**Data to process:**
"""

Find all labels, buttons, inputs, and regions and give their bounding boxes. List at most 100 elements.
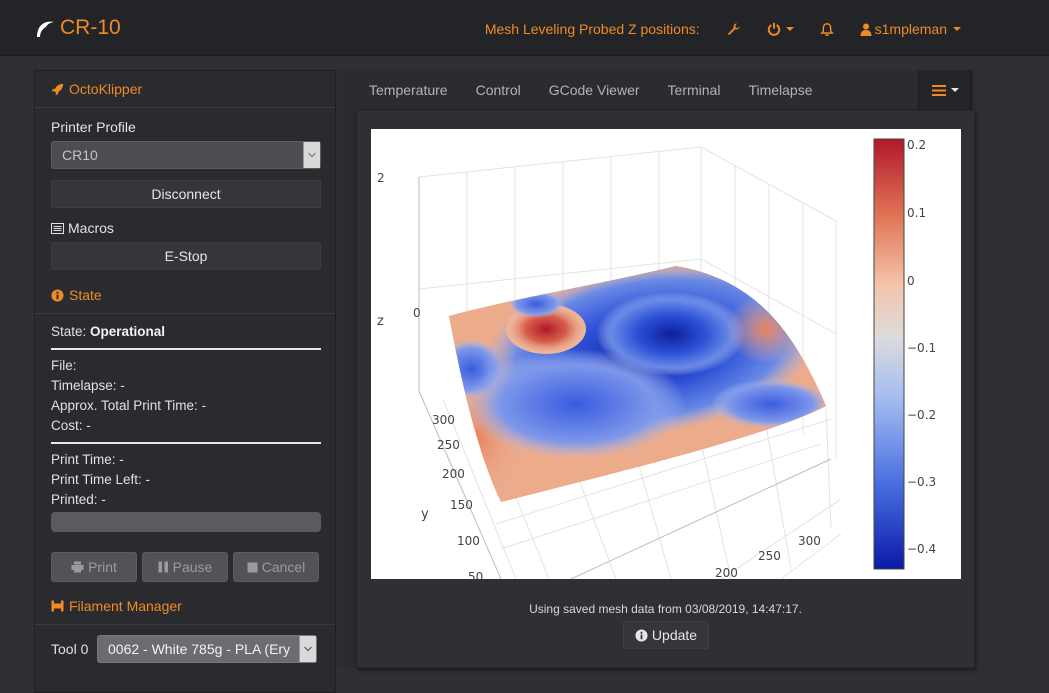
octoklipper-title: OctoKlipper [69,81,143,97]
y-tick: 300 [432,413,455,427]
pause-label: Pause [172,559,213,575]
filament-tool-row: Tool 0 0062 - White 785g - PLA (Ery [35,625,335,663]
z-tick: 2 [377,171,385,185]
print-icon [71,561,84,573]
print-time-line: Print Time: - [51,452,124,467]
tab-bar: Temperature Control GCode Viewer Termina… [337,70,975,110]
y-axis-label: y [421,507,429,522]
colorbar-tick: −0.1 [907,341,936,355]
tab-terminal[interactable]: Terminal [667,82,721,98]
printer-profile-label: Printer Profile [51,119,136,135]
chevron-down-icon [308,152,316,158]
select-arrow[interactable] [303,142,320,168]
filament-select-value: 0062 - White 785g - PLA (Ery [108,641,291,657]
top-navbar: CR-10 Mesh Leveling Probed Z positions: [0,0,1049,56]
cancel-button[interactable]: Cancel [233,552,319,582]
plot-axis-lines [418,177,832,580]
state-header[interactable]: State [35,277,335,313]
z-tick: 0 [413,306,421,320]
octoklipper-header[interactable]: OctoKlipper [35,71,335,107]
divider [51,442,321,444]
mesh-leveling-pane: 2 0 z 300 250 200 150 100 50 y 300 250 2… [356,110,975,668]
y-tick: 150 [450,498,473,512]
colorbar-tick: −0.3 [907,475,936,489]
list-alt-icon [51,222,64,234]
state-body: State: Operational File: Timelapse: - Ap… [35,314,335,582]
mesh-surface [449,266,826,502]
main-panel: Temperature Control GCode Viewer Termina… [337,70,975,668]
power-icon [767,22,780,36]
print-button[interactable]: Print [51,552,137,582]
tab-temperature[interactable]: Temperature [369,82,448,98]
timelapse-line: Timelapse: - [51,378,125,393]
chevron-down-icon [304,646,312,652]
mesh-surface-plot[interactable]: 2 0 z 300 250 200 150 100 50 y 300 250 2… [371,129,961,584]
colorbar-tick: −0.2 [907,408,936,422]
update-label: Update [651,627,698,643]
colorbar-tick: 0.2 [907,138,926,152]
colorbar-tick: 0.1 [907,206,926,220]
print-label: Print [88,559,117,575]
filament-manager-title: Filament Manager [69,598,182,614]
macros-text: Macros [68,220,114,236]
stop-icon [247,562,258,572]
pause-button[interactable]: Pause [142,552,228,582]
divider [35,313,335,314]
divider [51,348,321,350]
info-circle-icon [635,628,648,642]
octoklipper-body: Printer Profile CR10 Disconnect Macros E… [35,119,335,270]
print-controls: Print Pause Cancel [51,552,319,582]
power-menu-button[interactable] [767,22,794,36]
brand-name: CR-10 [60,16,121,39]
filament-icon [51,600,64,612]
rocket-icon [51,83,64,95]
notifications-button[interactable] [819,22,834,37]
x-tick: 200 [715,566,738,579]
y-tick: 250 [437,438,460,452]
mesh-leveling-link[interactable]: Mesh Leveling Probed Z positions: [484,21,700,37]
filament-manager-header[interactable]: Filament Manager [35,588,335,624]
cancel-label: Cancel [261,559,306,575]
chevron-down-icon [785,27,794,31]
select-arrow[interactable] [299,636,316,662]
username: s1mpleman [874,21,947,37]
state-line: State: Operational [51,322,319,342]
approx-total-line: Approx. Total Print Time: - [51,398,207,413]
estop-button[interactable]: E-Stop [51,242,321,270]
y-tick: 100 [457,534,480,548]
printed-line: Printed: - [51,492,106,507]
brand[interactable]: CR-10 [34,16,121,40]
tab-overflow-menu[interactable] [918,70,972,110]
tab-control[interactable]: Control [475,82,521,98]
mesh-surface-svg[interactable]: 2 0 z 300 250 200 150 100 50 y 300 250 2… [371,129,961,584]
update-button[interactable]: Update [623,621,709,649]
y-tick: 200 [442,467,465,481]
tab-gcode-viewer[interactable]: GCode Viewer [548,82,640,98]
user-menu[interactable]: s1mpleman [860,21,961,37]
state-label: State: [51,324,87,339]
printer-profile-select[interactable]: CR10 [51,141,321,169]
mesh-info-text: Using saved mesh data from 03/08/2019, 1… [529,602,802,616]
disconnect-button[interactable]: Disconnect [51,180,321,208]
wrench-icon [727,22,740,35]
colorbar: 0.2 0.1 0 −0.1 −0.2 −0.3 −0.4 [873,138,936,570]
navbar-right: Mesh Leveling Probed Z positions: [485,21,961,37]
printer-profile-value: CR10 [62,147,98,163]
print-time-left-line: Print Time Left: - [51,472,151,487]
print-progress-bar [51,512,321,532]
file-line: File: [51,358,77,373]
chevron-down-icon [953,27,961,31]
x-tick: 250 [758,549,781,563]
tab-timelapse[interactable]: Timelapse [748,82,813,98]
y-tick: 50 [468,570,483,579]
settings-button[interactable] [726,22,741,37]
user-icon [860,23,872,36]
chevron-down-icon [950,88,959,92]
info-circle-icon [51,288,64,302]
tool-label: Tool 0 [51,641,89,657]
sidebar: OctoKlipper Printer Profile CR10 Disconn… [34,70,336,693]
octoprint-logo-icon [37,21,54,37]
divider [35,624,335,625]
pause-icon [158,561,168,573]
filament-select[interactable]: 0062 - White 785g - PLA (Ery [97,635,317,663]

"""

**Aim:** Quote the data from the line with "octoklipper-title: OctoKlipper [69,81,143,97]" up to and including the line with "plot-axis-lines [418,177,832,580]", reproducing each line word for word.

**Task output:**
octoklipper-title: OctoKlipper [69,81,143,97]
y-tick: 300 [432,413,455,427]
pause-label: Pause [172,559,213,575]
filament-tool-row: Tool 0 0062 - White 785g - PLA (Ery [35,625,335,663]
z-tick: 2 [377,171,385,185]
print-icon [71,561,84,573]
print-time-line: Print Time: - [51,452,124,467]
tab-bar: Temperature Control GCode Viewer Termina… [337,70,975,110]
y-axis-label: y [421,507,429,522]
colorbar-tick: −0.1 [907,341,936,355]
tab-terminal[interactable]: Terminal [667,82,721,98]
printer-profile-label: Printer Profile [51,119,136,135]
chevron-down-icon [308,152,316,158]
select-arrow[interactable] [303,142,320,168]
filament-select-value: 0062 - White 785g - PLA (Ery [108,641,291,657]
top-navbar: CR-10 Mesh Leveling Probed Z positions: [0,0,1049,56]
cancel-button[interactable]: Cancel [233,552,319,582]
plot-axis-lines [418,177,832,580]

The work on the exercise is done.